- Problem description: Below is some material; set it all down exactly, apart from the pictures.

::::

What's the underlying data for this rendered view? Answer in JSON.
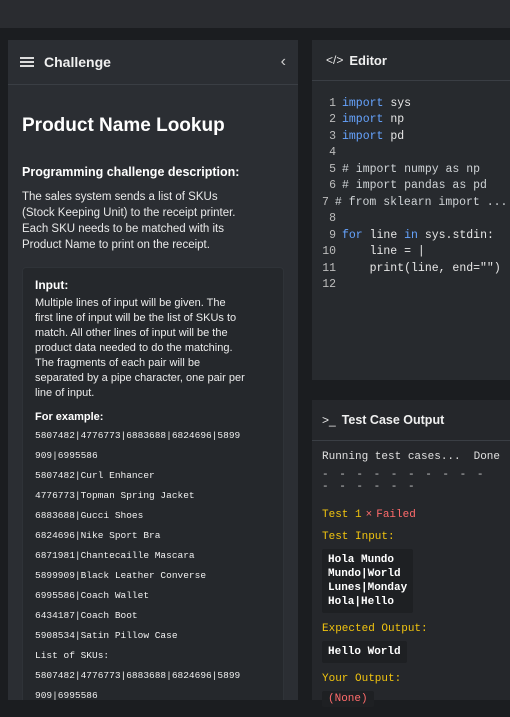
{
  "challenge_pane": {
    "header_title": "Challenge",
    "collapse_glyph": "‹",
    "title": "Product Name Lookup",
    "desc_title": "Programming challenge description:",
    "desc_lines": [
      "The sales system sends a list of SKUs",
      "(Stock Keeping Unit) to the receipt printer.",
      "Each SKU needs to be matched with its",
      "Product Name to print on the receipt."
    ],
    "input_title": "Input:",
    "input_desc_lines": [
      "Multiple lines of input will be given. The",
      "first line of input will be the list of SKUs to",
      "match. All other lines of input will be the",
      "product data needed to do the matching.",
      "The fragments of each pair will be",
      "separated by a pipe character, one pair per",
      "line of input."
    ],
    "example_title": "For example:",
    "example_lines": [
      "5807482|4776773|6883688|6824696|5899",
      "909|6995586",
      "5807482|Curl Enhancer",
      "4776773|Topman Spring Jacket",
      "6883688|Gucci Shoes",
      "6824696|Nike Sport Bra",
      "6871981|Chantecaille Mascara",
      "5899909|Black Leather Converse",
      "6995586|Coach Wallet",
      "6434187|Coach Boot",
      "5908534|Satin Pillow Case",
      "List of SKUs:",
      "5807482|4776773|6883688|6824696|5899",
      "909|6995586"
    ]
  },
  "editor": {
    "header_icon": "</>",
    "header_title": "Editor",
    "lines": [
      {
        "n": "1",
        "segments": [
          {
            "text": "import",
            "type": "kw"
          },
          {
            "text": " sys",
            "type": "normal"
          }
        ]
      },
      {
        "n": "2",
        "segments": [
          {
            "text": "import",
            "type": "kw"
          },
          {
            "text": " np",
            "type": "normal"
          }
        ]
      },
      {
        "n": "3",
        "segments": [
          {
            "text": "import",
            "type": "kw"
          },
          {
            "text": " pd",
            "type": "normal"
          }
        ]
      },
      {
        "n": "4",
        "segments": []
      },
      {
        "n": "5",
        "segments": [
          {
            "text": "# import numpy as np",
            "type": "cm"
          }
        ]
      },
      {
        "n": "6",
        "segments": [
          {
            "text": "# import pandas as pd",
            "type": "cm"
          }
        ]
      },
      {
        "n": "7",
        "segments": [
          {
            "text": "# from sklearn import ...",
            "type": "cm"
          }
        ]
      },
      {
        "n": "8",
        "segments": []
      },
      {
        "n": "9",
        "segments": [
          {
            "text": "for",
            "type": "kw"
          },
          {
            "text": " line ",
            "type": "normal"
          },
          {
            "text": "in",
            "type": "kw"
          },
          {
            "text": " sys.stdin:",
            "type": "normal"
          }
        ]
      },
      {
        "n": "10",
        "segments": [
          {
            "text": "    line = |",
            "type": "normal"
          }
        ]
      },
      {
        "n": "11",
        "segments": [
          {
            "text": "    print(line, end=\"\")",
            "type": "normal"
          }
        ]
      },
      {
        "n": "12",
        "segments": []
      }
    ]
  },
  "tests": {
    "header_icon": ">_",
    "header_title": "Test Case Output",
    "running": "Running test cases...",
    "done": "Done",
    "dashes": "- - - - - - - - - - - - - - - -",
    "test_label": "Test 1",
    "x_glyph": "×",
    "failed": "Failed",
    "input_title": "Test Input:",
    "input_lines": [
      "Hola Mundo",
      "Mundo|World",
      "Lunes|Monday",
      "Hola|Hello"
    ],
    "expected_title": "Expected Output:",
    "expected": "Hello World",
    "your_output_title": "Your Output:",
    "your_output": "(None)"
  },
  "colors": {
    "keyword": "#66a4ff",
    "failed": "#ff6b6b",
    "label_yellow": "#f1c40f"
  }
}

::::

- The answer:
What's the underlying data for this rendered view? Answer in JSON.
{
  "challenge_pane": {
    "header_title": "Challenge",
    "collapse_glyph": "‹",
    "title": "Product Name Lookup",
    "desc_title": "Programming challenge description:",
    "desc_lines": [
      "The sales system sends a list of SKUs",
      "(Stock Keeping Unit) to the receipt printer.",
      "Each SKU needs to be matched with its",
      "Product Name to print on the receipt."
    ],
    "input_title": "Input:",
    "input_desc_lines": [
      "Multiple lines of input will be given. The",
      "first line of input will be the list of SKUs to",
      "match. All other lines of input will be the",
      "product data needed to do the matching.",
      "The fragments of each pair will be",
      "separated by a pipe character, one pair per",
      "line of input."
    ],
    "example_title": "For example:",
    "example_lines": [
      "5807482|4776773|6883688|6824696|5899",
      "909|6995586",
      "5807482|Curl Enhancer",
      "4776773|Topman Spring Jacket",
      "6883688|Gucci Shoes",
      "6824696|Nike Sport Bra",
      "6871981|Chantecaille Mascara",
      "5899909|Black Leather Converse",
      "6995586|Coach Wallet",
      "6434187|Coach Boot",
      "5908534|Satin Pillow Case",
      "List of SKUs:",
      "5807482|4776773|6883688|6824696|5899",
      "909|6995586"
    ]
  },
  "editor": {
    "header_icon": "</>",
    "header_title": "Editor",
    "lines": [
      {
        "n": "1",
        "segments": [
          {
            "text": "import",
            "type": "kw"
          },
          {
            "text": " sys",
            "type": "normal"
          }
        ]
      },
      {
        "n": "2",
        "segments": [
          {
            "text": "import",
            "type": "kw"
          },
          {
            "text": " np",
            "type": "normal"
          }
        ]
      },
      {
        "n": "3",
        "segments": [
          {
            "text": "import",
            "type": "kw"
          },
          {
            "text": " pd",
            "type": "normal"
          }
        ]
      },
      {
        "n": "4",
        "segments": []
      },
      {
        "n": "5",
        "segments": [
          {
            "text": "# import numpy as np",
            "type": "cm"
          }
        ]
      },
      {
        "n": "6",
        "segments": [
          {
            "text": "# import pandas as pd",
            "type": "cm"
          }
        ]
      },
      {
        "n": "7",
        "segments": [
          {
            "text": "# from sklearn import ...",
            "type": "cm"
          }
        ]
      },
      {
        "n": "8",
        "segments": []
      },
      {
        "n": "9",
        "segments": [
          {
            "text": "for",
            "type": "kw"
          },
          {
            "text": " line ",
            "type": "normal"
          },
          {
            "text": "in",
            "type": "kw"
          },
          {
            "text": " sys.stdin:",
            "type": "normal"
          }
        ]
      },
      {
        "n": "10",
        "segments": [
          {
            "text": "    line = |",
            "type": "normal"
          }
        ]
      },
      {
        "n": "11",
        "segments": [
          {
            "text": "    print(line, end=\"\")",
            "type": "normal"
          }
        ]
      },
      {
        "n": "12",
        "segments": []
      }
    ]
  },
  "tests": {
    "header_icon": ">_",
    "header_title": "Test Case Output",
    "running": "Running test cases...",
    "done": "Done",
    "dashes": "- - - - - - - - - - - - - - - -",
    "test_label": "Test 1",
    "x_glyph": "×",
    "failed": "Failed",
    "input_title": "Test Input:",
    "input_lines": [
      "Hola Mundo",
      "Mundo|World",
      "Lunes|Monday",
      "Hola|Hello"
    ],
    "expected_title": "Expected Output:",
    "expected": "Hello World",
    "your_output_title": "Your Output:",
    "your_output": "(None)"
  },
  "colors": {
    "keyword": "#66a4ff",
    "failed": "#ff6b6b",
    "label_yellow": "#f1c40f"
  }
}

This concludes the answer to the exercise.